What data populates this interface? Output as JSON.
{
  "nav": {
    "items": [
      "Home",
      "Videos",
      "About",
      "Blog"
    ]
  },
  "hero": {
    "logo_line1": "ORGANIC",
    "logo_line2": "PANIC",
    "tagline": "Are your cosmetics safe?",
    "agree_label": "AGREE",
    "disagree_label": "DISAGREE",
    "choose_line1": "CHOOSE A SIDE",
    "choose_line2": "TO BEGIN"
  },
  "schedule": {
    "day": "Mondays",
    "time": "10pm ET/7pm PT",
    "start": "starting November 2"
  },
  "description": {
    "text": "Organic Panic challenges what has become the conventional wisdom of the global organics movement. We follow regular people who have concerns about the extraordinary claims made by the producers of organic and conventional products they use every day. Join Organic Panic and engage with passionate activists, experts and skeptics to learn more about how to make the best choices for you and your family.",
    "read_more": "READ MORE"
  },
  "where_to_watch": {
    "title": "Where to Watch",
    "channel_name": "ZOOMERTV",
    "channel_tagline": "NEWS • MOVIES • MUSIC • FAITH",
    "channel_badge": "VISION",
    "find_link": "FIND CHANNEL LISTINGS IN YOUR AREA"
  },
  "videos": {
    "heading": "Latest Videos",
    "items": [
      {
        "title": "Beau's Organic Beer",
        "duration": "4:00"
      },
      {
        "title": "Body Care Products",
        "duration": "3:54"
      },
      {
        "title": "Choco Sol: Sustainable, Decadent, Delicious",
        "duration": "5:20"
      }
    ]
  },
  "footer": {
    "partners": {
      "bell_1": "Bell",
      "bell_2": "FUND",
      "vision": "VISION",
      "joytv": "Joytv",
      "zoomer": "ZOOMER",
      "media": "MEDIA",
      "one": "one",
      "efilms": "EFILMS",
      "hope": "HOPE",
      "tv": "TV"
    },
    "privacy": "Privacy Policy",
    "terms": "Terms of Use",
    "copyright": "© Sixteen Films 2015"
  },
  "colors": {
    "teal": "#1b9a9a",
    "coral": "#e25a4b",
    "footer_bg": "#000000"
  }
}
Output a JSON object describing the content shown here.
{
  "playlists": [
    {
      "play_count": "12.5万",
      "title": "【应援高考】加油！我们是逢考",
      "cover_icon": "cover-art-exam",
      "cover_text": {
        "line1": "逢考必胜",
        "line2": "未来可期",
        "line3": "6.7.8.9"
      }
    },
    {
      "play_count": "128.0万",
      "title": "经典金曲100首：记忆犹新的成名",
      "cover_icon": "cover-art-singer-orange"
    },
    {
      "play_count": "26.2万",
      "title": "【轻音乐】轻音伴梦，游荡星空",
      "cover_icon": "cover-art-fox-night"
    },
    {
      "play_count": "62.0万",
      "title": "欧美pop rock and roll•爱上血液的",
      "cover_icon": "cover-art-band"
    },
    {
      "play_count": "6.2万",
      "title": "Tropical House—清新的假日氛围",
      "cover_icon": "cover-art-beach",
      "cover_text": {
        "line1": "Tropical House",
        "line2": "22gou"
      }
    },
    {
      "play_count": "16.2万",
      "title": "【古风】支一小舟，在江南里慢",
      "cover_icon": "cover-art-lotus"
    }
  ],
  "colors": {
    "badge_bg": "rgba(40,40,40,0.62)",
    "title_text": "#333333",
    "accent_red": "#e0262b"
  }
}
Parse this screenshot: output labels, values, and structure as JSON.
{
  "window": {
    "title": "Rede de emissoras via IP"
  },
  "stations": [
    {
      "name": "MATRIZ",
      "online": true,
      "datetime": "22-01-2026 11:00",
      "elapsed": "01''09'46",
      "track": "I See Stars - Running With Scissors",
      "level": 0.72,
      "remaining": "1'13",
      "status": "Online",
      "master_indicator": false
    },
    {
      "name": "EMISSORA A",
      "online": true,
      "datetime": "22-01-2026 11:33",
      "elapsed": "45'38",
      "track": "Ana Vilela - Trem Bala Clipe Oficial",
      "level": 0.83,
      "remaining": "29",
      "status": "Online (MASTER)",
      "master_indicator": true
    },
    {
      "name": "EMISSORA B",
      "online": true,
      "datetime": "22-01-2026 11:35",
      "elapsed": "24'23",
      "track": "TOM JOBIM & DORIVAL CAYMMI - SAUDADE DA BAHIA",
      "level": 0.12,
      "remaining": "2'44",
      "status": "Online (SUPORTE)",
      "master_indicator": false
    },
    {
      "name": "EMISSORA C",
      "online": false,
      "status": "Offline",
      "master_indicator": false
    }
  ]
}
········
* Short exercise
Copy out the full material exactly as it appears.

* Solution to the exercise
What data populates this interface? Output as JSON.
{
  "nav": {
    "items": [
      "Home",
      "Videos",
      "About",
      "Blog"
    ]
  },
  "hero": {
    "logo_line1": "ORGANIC",
    "logo_line2": "PANIC",
    "tagline": "Are your cosmetics safe?",
    "agree_label": "AGREE",
    "disagree_label": "DISAGREE",
    "choose_line1": "CHOOSE A SIDE",
    "choose_line2": "TO BEGIN"
  },
  "schedule": {
    "day": "Mondays",
    "time": "10pm ET/7pm PT",
    "start": "starting November 2"
  },
  "description": {
    "text": "Organic Panic challenges what has become the conventional wisdom of the global organics movement. We follow regular people who have concerns about the extraordinary claims made by the producers of organic and conventional products they use every day. Join Organic Panic and engage with passionate activists, experts and skeptics to learn more about how to make the best choices for you and your family.",
    "read_more": "READ MORE"
  },
  "where_to_watch": {
    "title": "Where to Watch",
    "channel_name": "ZOOMERTV",
    "channel_tagline": "NEWS • MOVIES • MUSIC • FAITH",
    "channel_badge": "VISION",
    "find_link": "FIND CHANNEL LISTINGS IN YOUR AREA"
  },
  "videos": {
    "heading": "Latest Videos",
    "items": [
      {
        "title": "Beau's Organic Beer",
        "duration": "4:00"
      },
      {
        "title": "Body Care Products",
        "duration": "3:54"
      },
      {
        "title": "Choco Sol: Sustainable, Decadent, Delicious",
        "duration": "5:20"
      }
    ]
  },
  "footer": {
    "partners": {
      "bell_1": "Bell",
      "bell_2": "FUND",
      "vision": "VISION",
      "joytv": "Joytv",
      "zoomer": "ZOOMER",
      "media": "MEDIA",
      "one": "one",
      "efilms": "EFILMS",
      "hope": "HOPE",
      "tv": "TV"
    },
    "privacy": "Privacy Policy",
    "terms": "Terms of Use",
    "copyright": "© Sixteen Films 2015"
  },
  "colors": {
    "teal": "#1b9a9a",
    "coral": "#e25a4b",
    "footer_bg": "#000000"
  }
}
Output a JSON object describing the content shown here.
{
  "playlists": [
    {
      "play_count": "12.5万",
      "title": "【应援高考】加油！我们是逢考",
      "cover_icon": "cover-art-exam",
      "cover_text": {
        "line1": "逢考必胜",
        "line2": "未来可期",
        "line3": "6.7.8.9"
      }
    },
    {
      "play_count": "128.0万",
      "title": "经典金曲100首：记忆犹新的成名",
      "cover_icon": "cover-art-singer-orange"
    },
    {
      "play_count": "26.2万",
      "title": "【轻音乐】轻音伴梦，游荡星空",
      "cover_icon": "cover-art-fox-night"
    },
    {
      "play_count": "62.0万",
      "title": "欧美pop rock and roll•爱上血液的",
      "cover_icon": "cover-art-band"
    },
    {
      "play_count": "6.2万",
      "title": "Tropical House—清新的假日氛围",
      "cover_icon": "cover-art-beach",
      "cover_text": {
        "line1": "Tropical House",
        "line2": "22gou"
      }
    },
    {
      "play_count": "16.2万",
      "title": "【古风】支一小舟，在江南里慢",
      "cover_icon": "cover-art-lotus"
    }
  ],
  "colors": {
    "badge_bg": "rgba(40,40,40,0.62)",
    "title_text": "#333333",
    "accent_red": "#e0262b"
  }
}
Parse this screenshot: output labels, values, and structure as JSON.
{
  "window": {
    "title": "Rede de emissoras via IP"
  },
  "stations": [
    {
      "name": "MATRIZ",
      "online": true,
      "datetime": "22-01-2026 11:00",
      "elapsed": "01''09'46",
      "track": "I See Stars - Running With Scissors",
      "level": 0.72,
      "remaining": "1'13",
      "status": "Online",
      "master_indicator": false
    },
    {
      "name": "EMISSORA A",
      "online": true,
      "datetime": "22-01-2026 11:33",
      "elapsed": "45'38",
      "track": "Ana Vilela - Trem Bala Clipe Oficial",
      "level": 0.83,
      "remaining": "29",
      "status": "Online (MASTER)",
      "master_indicator": true
    },
    {
      "name": "EMISSORA B",
      "online": true,
      "datetime": "22-01-2026 11:35",
      "elapsed": "24'23",
      "track": "TOM JOBIM & DORIVAL CAYMMI - SAUDADE DA BAHIA",
      "level": 0.12,
      "remaining": "2'44",
      "status": "Online (SUPORTE)",
      "master_indicator": false
    },
    {
      "name": "EMISSORA C",
      "online": false,
      "status": "Offline",
      "master_indicator": false
    }
  ]
}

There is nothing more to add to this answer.